The tasks →
a - Check each statement against the event-driven microservices guide and answer yes or no, quoting the words of the guide that decide it: (i) the configured stream keeps events for 48 hours; (ii) Protocol Buffers are described as faster and more compact than JSON; (iii) schema changes are handled by removing outdated fields.
b - Pick up the event-driven microservices guide after its last sentence and carry it forward.

Build Production-Ready Event-Driven Microservices with Go, NATS JetStream, and OpenTelemetry

golang

Build Production-Ready Event-Driven Microservices with Go, NATS JetStream, and OpenTelemetry

Learn to build production-ready event-driven microservices with Go, NATS JetStream & OpenTelemetry. Complete guide with code examples, best practices & deployment tips.

Oct 2, 2025

Build Production-Ready Event-Driven Microservices with Go, NATS JetStream, and OpenTelemetry

I’ve spent the last few years building microservices that needed to handle millions of events daily, and I kept hitting the same walls—message loss during failures, opaque debugging sessions, and serialization bottlenecks. That’s why I decided to write about combining Go, NATS JetStream, and OpenTelemetry. This stack transformed how I approach event-driven systems, making them resilient and observable from day one. If you’re tired of midnight debugging calls, stick around—this might change your production game too.

Event-driven architectures shift how services communicate. Instead of direct API calls, services emit events when something meaningful happens. Other services listen and react independently. This loose coupling lets teams deploy faster and scale components separately. But what happens when a service goes down mid-event processing? That’s where persistence becomes critical.

NATS JetStream adds durable messaging to NATS’s high-performance core. It ensures messages survive restarts and network blips. Setting up a stream is straightforward. You define subjects, retention policies, and replication. Here’s how I configure a production stream in Go:

streamConfig := &nats.StreamConfig{
    Name:      "EVENTS",
    Subjects:  []string{"events.>"},
    Retention: nats.LimitsPolicy,
    MaxAge:    24 * time.Hour,
    Replicas:  3,
}
_, err := js.AddStream(streamConfig)
if err != nil {
    return fmt.Errorf("stream setup failed: %w", err)
}

This creates a stream that keeps events for 24 hours across three replicas. Why might you choose a limits policy over interest-based retention? It depends on whether you need all events stored or only those with active consumers.

Protocol Buffers define your event contracts. They’re faster and more compact than JSON. I define events with clear versioning from the start:

message UserRegisteredEvent {
    EventMetadata metadata = 1;
    string user_id = 2;
    string email = 3;
    int32 schema_version = 4;
}

Generating Go code from this ensures type safety across services. How do you handle schema changes without breaking consumers? I add a version field and avoid removing fields—new services ignore what they don’t need.

Dataset →
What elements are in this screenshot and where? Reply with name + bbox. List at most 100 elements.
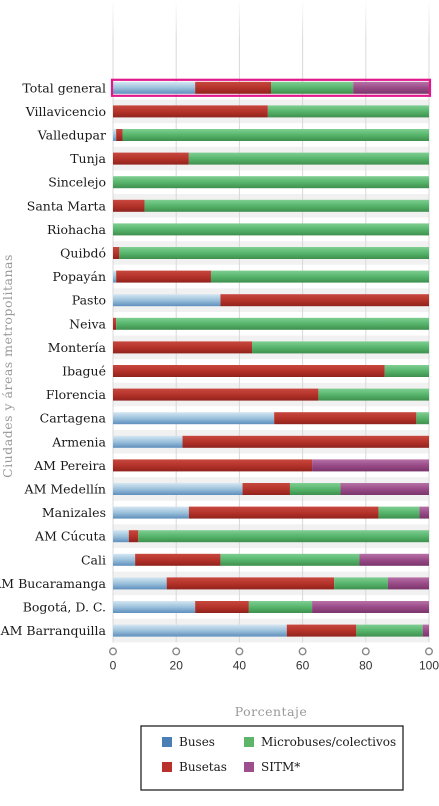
bar-segment-microbuses-colectivos (116, 317, 429, 330)
bar-segment-microbuses-colectivos (144, 199, 429, 212)
bar-segment-microbuses-colectivos (248, 601, 313, 613)
tick-marker (298, 647, 307, 656)
category-label: AM Bucaramanga (0, 576, 107, 591)
bar-segment-buses (113, 577, 167, 590)
bar-segment-microbuses-colectivos (252, 341, 429, 354)
bar-segment-microbuses-colectivos (113, 223, 429, 236)
legend-swatch (162, 737, 172, 747)
bar-segment-busetas (113, 388, 319, 401)
grid-fade (111, 0, 431, 40)
bar-segment-microbuses-colectivos (188, 152, 429, 165)
bar-segment-busetas (113, 199, 145, 212)
bar-segment-buses (113, 270, 117, 283)
bar-segment-busetas (286, 624, 357, 637)
bar-segment-busetas (195, 81, 271, 94)
tick-marker (172, 647, 181, 656)
bar-segment-busetas (195, 601, 249, 613)
bar-segment-busetas (116, 129, 123, 141)
bar-segment-busetas (128, 530, 139, 543)
bar-segment-busetas (113, 365, 385, 377)
category-label: Valledupar (37, 128, 106, 143)
bar-segment-busetas (188, 506, 379, 519)
bar-segment-buses (113, 483, 243, 495)
legend-swatch (244, 737, 254, 747)
tick-label: 100 (419, 658, 439, 672)
bar-segment-sitm (340, 483, 429, 495)
legend-swatch (162, 762, 172, 772)
bar-segment-busetas (242, 483, 290, 495)
bar-segment-microbuses-colectivos (267, 105, 429, 118)
category-label: Neiva (69, 316, 106, 331)
bar-segment-busetas (113, 247, 120, 259)
bar-segment-busetas (113, 459, 313, 472)
tick-label: 60 (296, 658, 310, 672)
category-label: Total general (22, 80, 106, 95)
bar-segment-microbuses-colectivos (122, 129, 429, 141)
bar-segment-microbuses-colectivos (119, 247, 429, 259)
bar-segment-microbuses-colectivos (289, 483, 341, 495)
bar-segment-buses (113, 435, 183, 448)
tick-marker (235, 647, 244, 656)
legend-label: Microbuses/colectivos (261, 735, 396, 749)
y-axis-title: Ciudades y áreas metropolitanas (0, 254, 15, 478)
bar-segment-sitm (312, 601, 429, 613)
legend-frame (140, 725, 404, 791)
category-label: Florencia (46, 387, 107, 402)
legend-label: Buses (179, 735, 215, 749)
tick-label: 40 (233, 658, 247, 672)
category-label: Cartagena (40, 411, 107, 426)
category-label: AM Pereira (33, 458, 106, 473)
x-axis-title: Porcentaje (235, 704, 308, 719)
bar-segment-busetas (116, 270, 211, 283)
category-label: Cali (81, 552, 106, 567)
tick-marker (361, 647, 370, 656)
bar-segment-buses (113, 624, 287, 637)
bar-segment-microbuses-colectivos (220, 553, 360, 566)
bar-segment-microbuses-colectivos (384, 365, 429, 377)
tick-label: 0 (110, 658, 117, 672)
category-label: Armenia (51, 434, 106, 449)
bar-segment-sitm (419, 506, 429, 519)
category-label: Tunja (70, 151, 106, 166)
bar-segment-sitm (422, 624, 429, 637)
bar-segment-buses (113, 294, 221, 307)
category-labels: Total general Villavicencio Valledupar Tunj… (0, 80, 107, 638)
bar-segment-sitm (359, 553, 429, 566)
bar-segment-microbuses-colectivos (356, 624, 423, 637)
bar-segment-buses (113, 412, 275, 425)
bar-segment-sitm (387, 577, 429, 590)
category-label: AM Barranquilla (0, 623, 107, 638)
bar-segment-buses (113, 553, 136, 566)
bar-segment-buses (113, 81, 196, 94)
bar-segment-microbuses-colectivos (378, 506, 420, 519)
bar-segment-buses (113, 530, 129, 543)
category-label: AM Medellín (24, 482, 106, 497)
bar-segment-busetas (274, 412, 417, 425)
x-axis-ticks: 0 20 40 60 80 100 (108, 647, 439, 672)
bar-segment-busetas (135, 553, 221, 566)
bar-segment-microbuses-colectivos (271, 81, 354, 94)
category-label: Villavicencio (25, 104, 106, 119)
bar-segment-busetas (220, 294, 429, 307)
bar-segment-busetas (166, 577, 335, 590)
bar-segment-sitm (353, 81, 429, 94)
bar-segment-microbuses-colectivos (138, 530, 429, 543)
category-label: Santa Marta (27, 198, 107, 213)
bar-segment-microbuses-colectivos (416, 412, 429, 425)
category-label: Manizales (42, 505, 106, 520)
bar-segment-busetas (113, 152, 189, 165)
legend-label: Busetas (179, 760, 227, 774)
category-label: Ibagué (62, 364, 106, 379)
legend-swatch (244, 762, 254, 772)
bar-segment-buses (113, 129, 117, 141)
category-label: Riohacha (47, 222, 106, 237)
tick-marker (108, 647, 117, 656)
legend: Buses Microbuses/colectivos Busetas SITM* (140, 725, 404, 791)
tick-label: 80 (359, 658, 373, 672)
bar-segment-busetas (182, 435, 429, 448)
category-label: Sincelejo (48, 175, 106, 190)
bar-segment-busetas (113, 317, 117, 330)
bar-segment-microbuses-colectivos (334, 577, 388, 590)
tick-marker (425, 647, 434, 656)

The replies →
a -
(i) No: "This creates a stream that keeps events for 24 hours across three replicas."
(ii) Yes: "They’re faster and more compact than JSON."
(iii) No: "I add a version field and avoid removing fields"

b -
Publishing events requires careful error handling. I use retries with exponential backoff and dead-letter queues for problematic messages:

func (p *EventPublisher) Publish(ctx context.Context, event []byte) error {
    span := trace.SpanFromContext(ctx)
    defer span.End()
    
    for i := 0; i < maxRetries; i++ {
        ack, err := p.js.PublishAsync("events.user.registered", event)
        if err == nil {
            select {
            case <-ack.Ok():
                return nil
            case <-time.After(5 * time.Second):
                continue
            }
        }
        time.Sleep(time.Duration(math.Pow(2, float64(i))) * time.Second)
    }
    return p.sendToDLQ(ctx, event)
}

This approach catches most transient failures. But what about guaranteed ordering? JetStream supports ordered consumers when you need it.

Consuming events demands equal attention. I use pull subscribers with acknowledgment modes:

sub, _ := js.PullSubscribe("events.user.>", "notification-service")
for {
    msgs, _ := sub.Fetch(10, nats.MaxWait(5*time.Second))
    for _, msg := range msgs {
        if process(msg) {
            msg.Ack()
        } else {
            msg.Nak() // Triggers redelivery
        }
    }
}

How do you prevent the same event from being processed twice? I include a unique event ID and check it against a processed events cache.

Observability separates working systems from debuggable ones. OpenTelemetry provides distributed tracing across service boundaries. I instrument both publishing and consuming:

func processEvent(ctx context.Context, msg *nats.Msg) {
    ctx, span := tracer.Start(ctx, "process-event")
    defer span.End()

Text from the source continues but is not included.